[What the exercise asks]: Write out all of the entries that follow, word for word, but skip the pictures.

[Given records]:
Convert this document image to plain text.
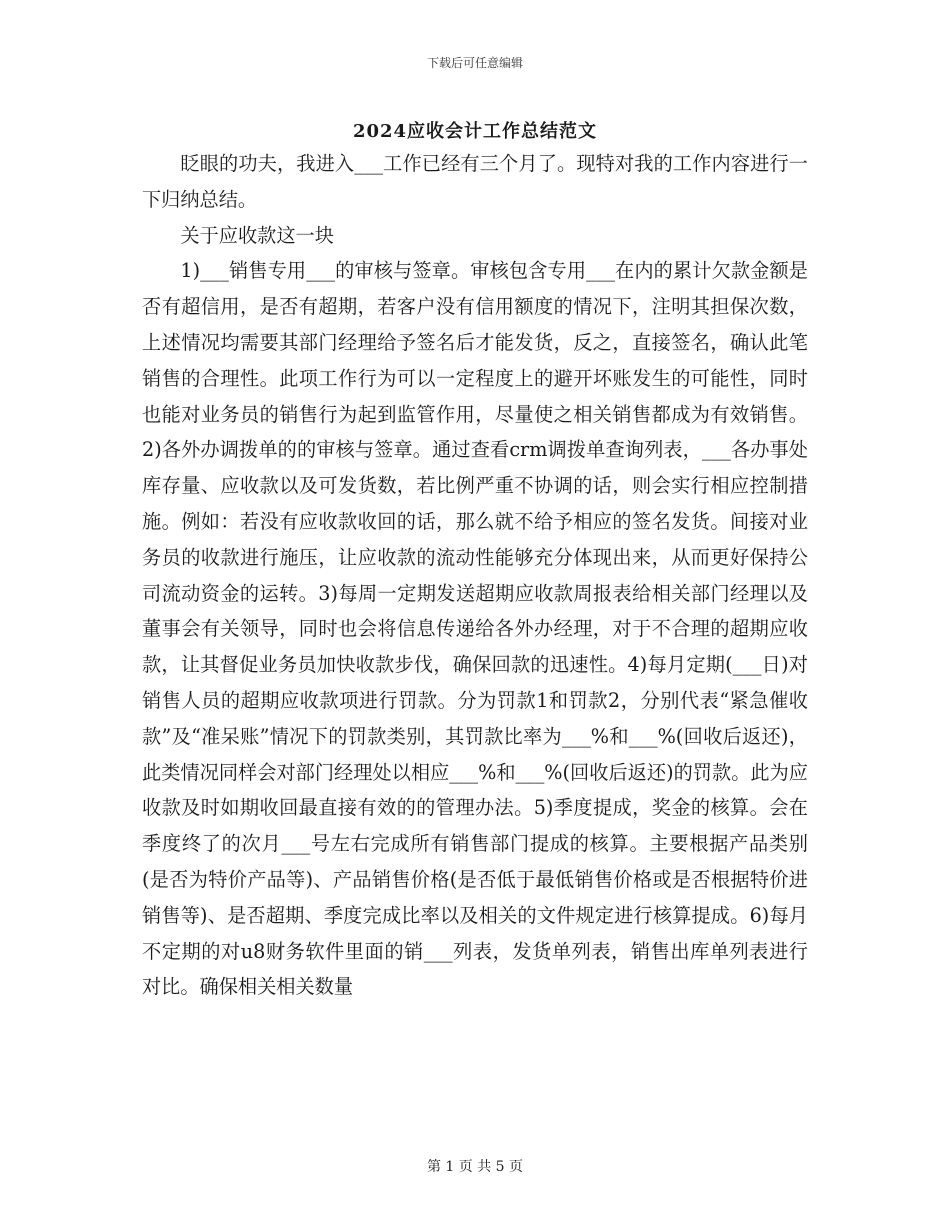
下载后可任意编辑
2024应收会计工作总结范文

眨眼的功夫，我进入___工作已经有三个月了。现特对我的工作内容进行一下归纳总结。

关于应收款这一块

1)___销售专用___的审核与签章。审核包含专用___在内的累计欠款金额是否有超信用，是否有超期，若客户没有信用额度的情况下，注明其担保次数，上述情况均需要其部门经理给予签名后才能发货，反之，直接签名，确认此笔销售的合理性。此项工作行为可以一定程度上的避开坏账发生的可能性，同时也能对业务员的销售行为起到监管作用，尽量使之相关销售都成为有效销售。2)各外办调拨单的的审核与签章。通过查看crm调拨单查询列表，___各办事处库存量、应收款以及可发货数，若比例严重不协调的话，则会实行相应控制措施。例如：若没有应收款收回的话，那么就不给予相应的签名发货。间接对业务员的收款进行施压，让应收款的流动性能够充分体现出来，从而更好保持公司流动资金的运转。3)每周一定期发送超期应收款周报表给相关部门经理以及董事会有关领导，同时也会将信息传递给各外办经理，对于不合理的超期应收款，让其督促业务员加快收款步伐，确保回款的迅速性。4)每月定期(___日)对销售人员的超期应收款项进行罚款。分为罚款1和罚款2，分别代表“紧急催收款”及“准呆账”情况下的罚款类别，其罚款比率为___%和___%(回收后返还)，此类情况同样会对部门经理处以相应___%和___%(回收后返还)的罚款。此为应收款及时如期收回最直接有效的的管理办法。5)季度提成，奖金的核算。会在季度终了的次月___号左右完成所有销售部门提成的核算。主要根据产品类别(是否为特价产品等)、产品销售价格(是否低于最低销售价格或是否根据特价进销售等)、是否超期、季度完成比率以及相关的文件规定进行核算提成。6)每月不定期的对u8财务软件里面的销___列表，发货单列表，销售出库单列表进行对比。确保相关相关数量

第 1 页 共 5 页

[Result of the exercise]:
Convert this document image to plain text.
下载后可任意编辑
2024应收会计工作总结范文

眨眼的功夫，我进入___工作已经有三个月了。现特对我的工作内容进行一下归纳总结。

关于应收款这一块

1)___销售专用___的审核与签章。审核包含专用___在内的累计欠款金额是否有超信用，是否有超期，若客户没有信用额度的情况下，注明其担保次数，上述情况均需要其部门经理给予签名后才能发货，反之，直接签名，确认此笔销售的合理性。此项工作行为可以一定程度上的避开坏账发生的可能性，同时也能对业务员的销售行为起到监管作用，尽量使之相关销售都成为有效销售。2)各外办调拨单的的审核与签章。通过查看crm调拨单查询列表，___各办事处库存量、应收款以及可发货数，若比例严重不协调的话，则会实行相应控制措施。例如：若没有应收款收回的话，那么就不给予相应的签名发货。间接对业务员的收款进行施压，让应收款的流动性能够充分体现出来，从而更好保持公司流动资金的运转。3)每周一定期发送超期应收款周报表给相关部门经理以及董事会有关领导，同时也会将信息传递给各外办经理，对于不合理的超期应收款，让其督促业务员加快收款步伐，确保回款的迅速性。4)每月定期(___日)对销售人员的超期应收款项进行罚款。分为罚款1和罚款2，分别代表“紧急催收款”及“准呆账”情况下的罚款类别，其罚款比率为___%和___%(回收后返还)，此类情况同样会对部门经理处以相应___%和___%(回收后返还)的罚款。此为应收款及时如期收回最直接有效的的管理办法。5)季度提成，奖金的核算。会在季度终了的次月___号左右完成所有销售部门提成的核算。主要根据产品类别(是否为特价产品等)、产品销售价格(是否低于最低销售价格或是否根据特价进销售等)、是否超期、季度完成比率以及相关的文件规定进行核算提成。6)每月不定期的对u8财务软件里面的销___列表，发货单列表，销售出库单列表进行对比。确保相关相关数量

第 1 页 共 5 页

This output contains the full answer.